• _Given entries_:
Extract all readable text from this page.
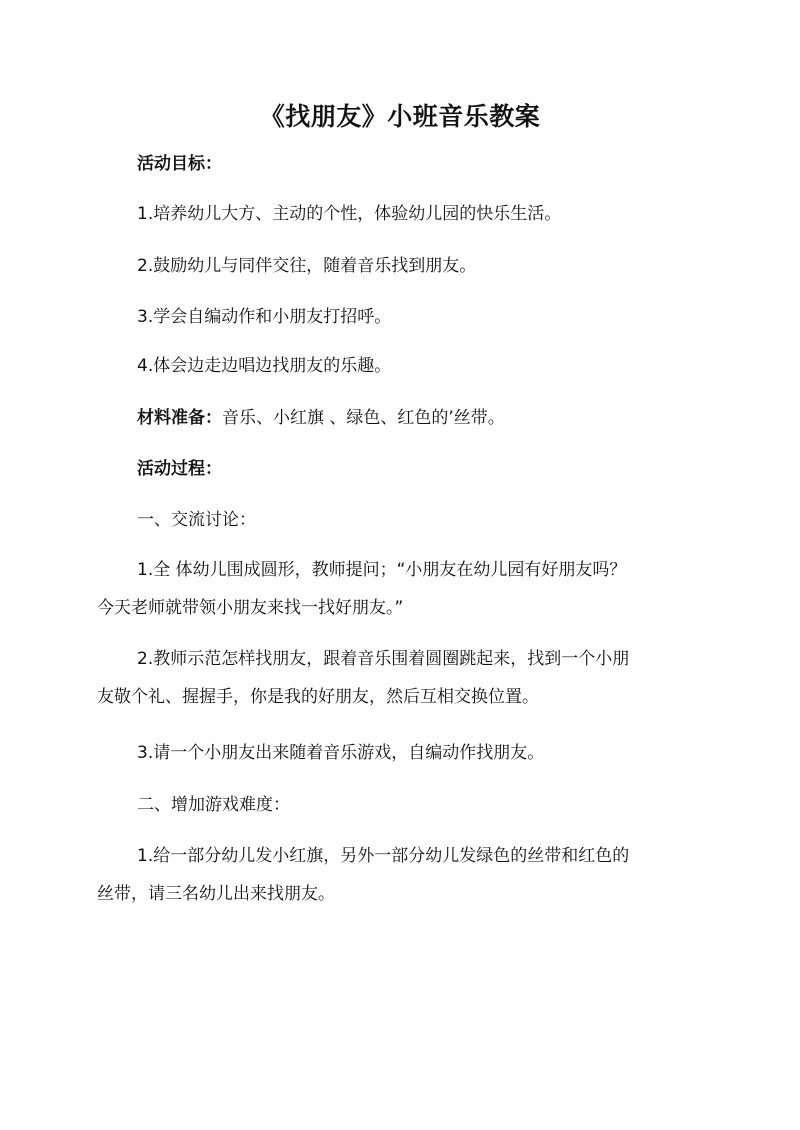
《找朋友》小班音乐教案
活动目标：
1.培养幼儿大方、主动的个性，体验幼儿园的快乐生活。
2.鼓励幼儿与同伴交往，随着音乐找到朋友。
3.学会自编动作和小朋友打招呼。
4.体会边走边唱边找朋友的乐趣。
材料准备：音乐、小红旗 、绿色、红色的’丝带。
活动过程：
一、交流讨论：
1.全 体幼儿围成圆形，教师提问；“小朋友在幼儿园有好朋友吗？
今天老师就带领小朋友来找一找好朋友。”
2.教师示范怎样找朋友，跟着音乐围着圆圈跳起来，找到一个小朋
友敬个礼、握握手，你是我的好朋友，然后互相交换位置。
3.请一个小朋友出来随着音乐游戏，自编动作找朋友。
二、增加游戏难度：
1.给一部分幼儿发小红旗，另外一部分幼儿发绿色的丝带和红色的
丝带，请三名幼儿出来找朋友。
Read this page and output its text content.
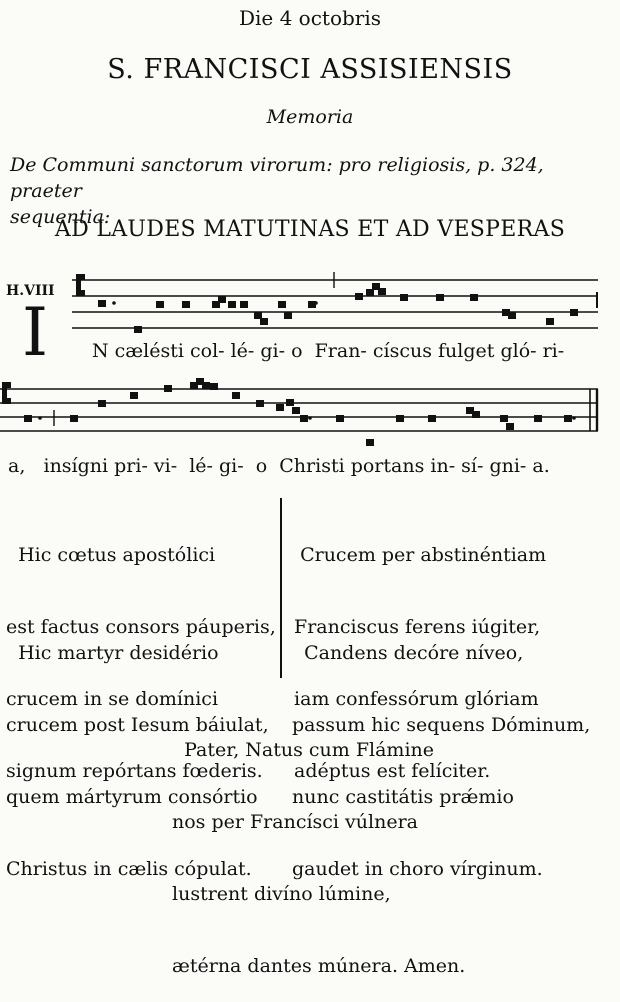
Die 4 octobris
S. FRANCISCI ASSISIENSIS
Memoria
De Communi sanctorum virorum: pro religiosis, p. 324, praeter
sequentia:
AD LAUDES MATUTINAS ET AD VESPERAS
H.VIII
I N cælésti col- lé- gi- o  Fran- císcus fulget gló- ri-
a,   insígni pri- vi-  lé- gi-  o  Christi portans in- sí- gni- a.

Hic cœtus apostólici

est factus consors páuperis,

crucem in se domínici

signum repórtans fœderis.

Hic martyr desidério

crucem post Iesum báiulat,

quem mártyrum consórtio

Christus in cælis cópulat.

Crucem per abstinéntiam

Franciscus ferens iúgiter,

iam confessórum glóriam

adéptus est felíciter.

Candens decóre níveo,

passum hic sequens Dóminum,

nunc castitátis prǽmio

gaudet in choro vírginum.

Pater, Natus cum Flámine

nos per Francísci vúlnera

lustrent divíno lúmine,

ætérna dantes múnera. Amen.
* * *
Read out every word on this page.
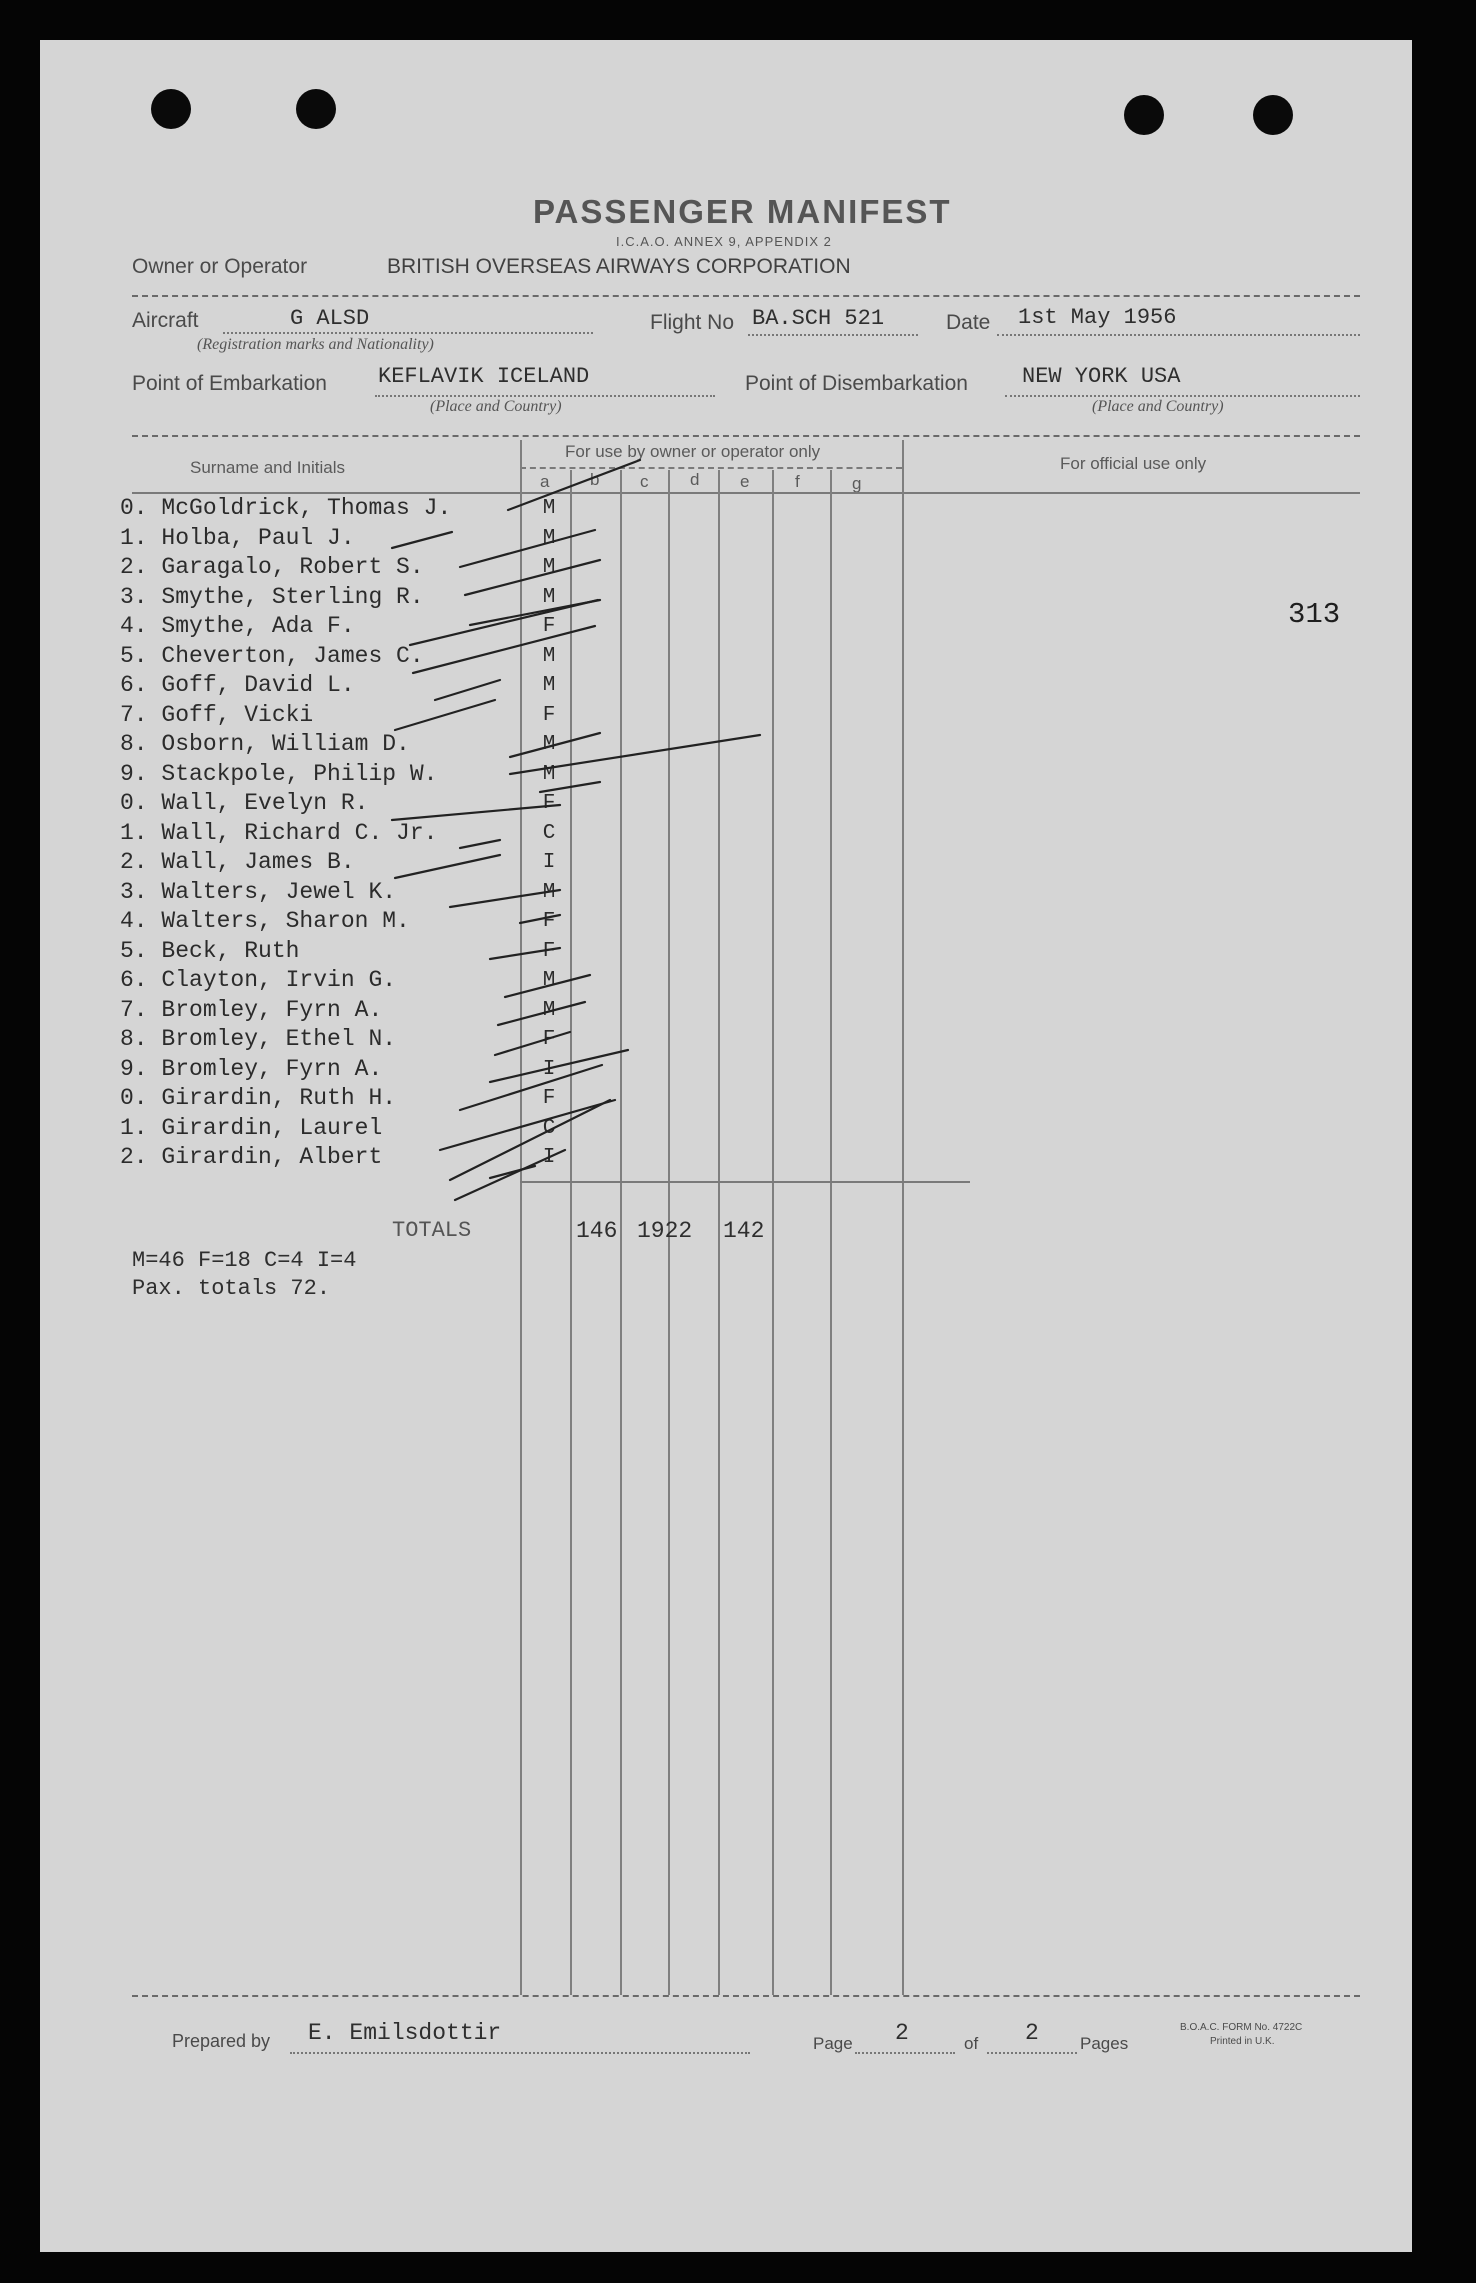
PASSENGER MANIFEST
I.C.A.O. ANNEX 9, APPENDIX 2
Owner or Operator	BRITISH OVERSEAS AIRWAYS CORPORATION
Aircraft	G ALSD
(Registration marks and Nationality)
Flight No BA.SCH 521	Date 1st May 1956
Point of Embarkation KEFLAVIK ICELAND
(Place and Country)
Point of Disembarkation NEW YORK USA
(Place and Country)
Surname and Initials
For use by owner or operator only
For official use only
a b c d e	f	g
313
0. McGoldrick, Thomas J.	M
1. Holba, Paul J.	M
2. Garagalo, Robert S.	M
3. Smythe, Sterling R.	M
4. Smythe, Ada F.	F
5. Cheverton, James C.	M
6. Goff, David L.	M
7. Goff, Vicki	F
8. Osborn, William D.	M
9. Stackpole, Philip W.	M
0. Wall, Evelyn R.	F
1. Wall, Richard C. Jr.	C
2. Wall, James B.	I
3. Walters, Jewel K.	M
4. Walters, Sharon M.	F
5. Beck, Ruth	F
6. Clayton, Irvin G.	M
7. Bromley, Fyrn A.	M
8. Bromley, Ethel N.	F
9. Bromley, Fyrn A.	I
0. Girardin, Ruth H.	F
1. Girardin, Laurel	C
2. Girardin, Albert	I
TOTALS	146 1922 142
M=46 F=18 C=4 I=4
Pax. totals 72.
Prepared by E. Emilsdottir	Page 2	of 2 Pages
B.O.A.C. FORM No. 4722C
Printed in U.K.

• _The problem_: Search the records for the word "Girardin", then list every line that has it.

• _Answer for this exercise_:
0. Girardin, Ruth H.	F
1. Girardin, Laurel	C
2. Girardin, Albert	I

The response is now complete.